> Input material:
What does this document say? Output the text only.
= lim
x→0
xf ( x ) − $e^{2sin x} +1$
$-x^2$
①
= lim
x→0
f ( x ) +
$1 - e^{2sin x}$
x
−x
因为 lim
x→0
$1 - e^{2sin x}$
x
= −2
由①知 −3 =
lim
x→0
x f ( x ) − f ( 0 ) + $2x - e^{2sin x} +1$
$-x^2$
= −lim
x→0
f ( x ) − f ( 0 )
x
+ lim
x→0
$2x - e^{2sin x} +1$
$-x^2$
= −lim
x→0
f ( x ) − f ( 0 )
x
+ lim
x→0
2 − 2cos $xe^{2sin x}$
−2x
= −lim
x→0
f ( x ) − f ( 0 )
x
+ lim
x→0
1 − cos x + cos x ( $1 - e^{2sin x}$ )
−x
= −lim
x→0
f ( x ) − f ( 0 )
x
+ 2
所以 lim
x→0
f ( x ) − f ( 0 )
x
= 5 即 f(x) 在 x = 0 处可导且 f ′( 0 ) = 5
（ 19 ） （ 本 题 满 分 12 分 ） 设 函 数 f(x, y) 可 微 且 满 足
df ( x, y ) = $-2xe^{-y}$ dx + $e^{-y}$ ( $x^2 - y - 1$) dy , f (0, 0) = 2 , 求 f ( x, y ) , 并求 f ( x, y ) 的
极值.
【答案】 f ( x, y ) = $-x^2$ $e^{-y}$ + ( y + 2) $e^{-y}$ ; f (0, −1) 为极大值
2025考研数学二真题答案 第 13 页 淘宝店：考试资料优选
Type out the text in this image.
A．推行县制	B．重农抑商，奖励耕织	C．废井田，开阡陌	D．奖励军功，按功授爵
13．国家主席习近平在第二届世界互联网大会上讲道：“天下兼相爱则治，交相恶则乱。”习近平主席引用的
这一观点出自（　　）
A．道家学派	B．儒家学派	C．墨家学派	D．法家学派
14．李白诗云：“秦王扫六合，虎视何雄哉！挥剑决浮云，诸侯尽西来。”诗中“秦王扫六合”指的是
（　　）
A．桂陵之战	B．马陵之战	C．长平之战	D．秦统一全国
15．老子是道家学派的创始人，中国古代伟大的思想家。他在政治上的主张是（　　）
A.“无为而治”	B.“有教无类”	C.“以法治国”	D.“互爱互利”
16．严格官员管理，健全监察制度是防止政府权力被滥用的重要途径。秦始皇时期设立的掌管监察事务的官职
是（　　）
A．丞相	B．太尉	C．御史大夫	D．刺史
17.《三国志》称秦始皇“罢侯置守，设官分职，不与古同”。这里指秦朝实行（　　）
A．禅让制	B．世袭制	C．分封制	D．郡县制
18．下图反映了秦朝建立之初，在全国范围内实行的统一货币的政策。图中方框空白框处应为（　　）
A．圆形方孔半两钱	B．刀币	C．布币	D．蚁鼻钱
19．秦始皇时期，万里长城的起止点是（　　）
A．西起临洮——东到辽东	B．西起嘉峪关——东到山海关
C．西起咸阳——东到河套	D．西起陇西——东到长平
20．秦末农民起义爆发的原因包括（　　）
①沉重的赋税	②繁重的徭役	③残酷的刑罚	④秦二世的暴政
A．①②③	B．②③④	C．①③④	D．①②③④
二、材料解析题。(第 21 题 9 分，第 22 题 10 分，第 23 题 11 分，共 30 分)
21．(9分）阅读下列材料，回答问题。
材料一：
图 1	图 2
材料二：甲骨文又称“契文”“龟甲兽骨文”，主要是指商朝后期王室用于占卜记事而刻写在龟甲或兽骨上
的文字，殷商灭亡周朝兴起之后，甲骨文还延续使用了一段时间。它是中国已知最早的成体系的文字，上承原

> The task: Make an exact copy of all the data.

> Result:
What does this document say? Output the text only.
= lim
x→0
xf ( x ) − $e^{2sin x} +1$
$-x^2$
①
= lim
x→0
f ( x ) +
$1 - e^{2sin x}$
x
−x
因为 lim
x→0
$1 - e^{2sin x}$
x
= −2
由①知 −3 =
lim
x→0
x f ( x ) − f ( 0 ) + $2x - e^{2sin x} +1$
$-x^2$
= −lim
x→0
f ( x ) − f ( 0 )
x
+ lim
x→0
$2x - e^{2sin x} +1$
$-x^2$
= −lim
x→0
f ( x ) − f ( 0 )
x
+ lim
x→0
2 − 2cos $xe^{2sin x}$
−2x
= −lim
x→0
f ( x ) − f ( 0 )
x
+ lim
x→0
1 − cos x + cos x ( $1 - e^{2sin x}$ )
−x
= −lim
x→0
f ( x ) − f ( 0 )
x
+ 2
所以 lim
x→0
f ( x ) − f ( 0 )
x
= 5 即 f(x) 在 x = 0 处可导且 f ′( 0 ) = 5
（ 19 ） （ 本 题 满 分 12 分 ） 设 函 数 f(x, y) 可 微 且 满 足
df ( x, y ) = $-2xe^{-y}$ dx + $e^{-y}$ ( $x^2 - y - 1$) dy , f (0, 0) = 2 , 求 f ( x, y ) , 并求 f ( x, y ) 的
极值.
【答案】 f ( x, y ) = $-x^2$ $e^{-y}$ + ( y + 2) $e^{-y}$ ; f (0, −1) 为极大值
2025考研数学二真题答案 第 13 页 淘宝店：考试资料优选
Type out the text in this image.
A．推行县制	B．重农抑商，奖励耕织	C．废井田，开阡陌	D．奖励军功，按功授爵
13．国家主席习近平在第二届世界互联网大会上讲道：“天下兼相爱则治，交相恶则乱。”习近平主席引用的
这一观点出自（　　）
A．道家学派	B．儒家学派	C．墨家学派	D．法家学派
14．李白诗云：“秦王扫六合，虎视何雄哉！挥剑决浮云，诸侯尽西来。”诗中“秦王扫六合”指的是
（　　）
A．桂陵之战	B．马陵之战	C．长平之战	D．秦统一全国
15．老子是道家学派的创始人，中国古代伟大的思想家。他在政治上的主张是（　　）
A.“无为而治”	B.“有教无类”	C.“以法治国”	D.“互爱互利”
16．严格官员管理，健全监察制度是防止政府权力被滥用的重要途径。秦始皇时期设立的掌管监察事务的官职
是（　　）
A．丞相	B．太尉	C．御史大夫	D．刺史
17.《三国志》称秦始皇“罢侯置守，设官分职，不与古同”。这里指秦朝实行（　　）
A．禅让制	B．世袭制	C．分封制	D．郡县制
18．下图反映了秦朝建立之初，在全国范围内实行的统一货币的政策。图中方框空白框处应为（　　）
A．圆形方孔半两钱	B．刀币	C．布币	D．蚁鼻钱
19．秦始皇时期，万里长城的起止点是（　　）
A．西起临洮——东到辽东	B．西起嘉峪关——东到山海关
C．西起咸阳——东到河套	D．西起陇西——东到长平
20．秦末农民起义爆发的原因包括（　　）
①沉重的赋税	②繁重的徭役	③残酷的刑罚	④秦二世的暴政
A．①②③	B．②③④	C．①③④	D．①②③④
二、材料解析题。(第 21 题 9 分，第 22 题 10 分，第 23 题 11 分，共 30 分)
21．(9分）阅读下列材料，回答问题。
材料一：
图 1	图 2
材料二：甲骨文又称“契文”“龟甲兽骨文”，主要是指商朝后期王室用于占卜记事而刻写在龟甲或兽骨上
的文字，殷商灭亡周朝兴起之后，甲骨文还延续使用了一段时间。它是中国已知最早的成体系的文字，上承原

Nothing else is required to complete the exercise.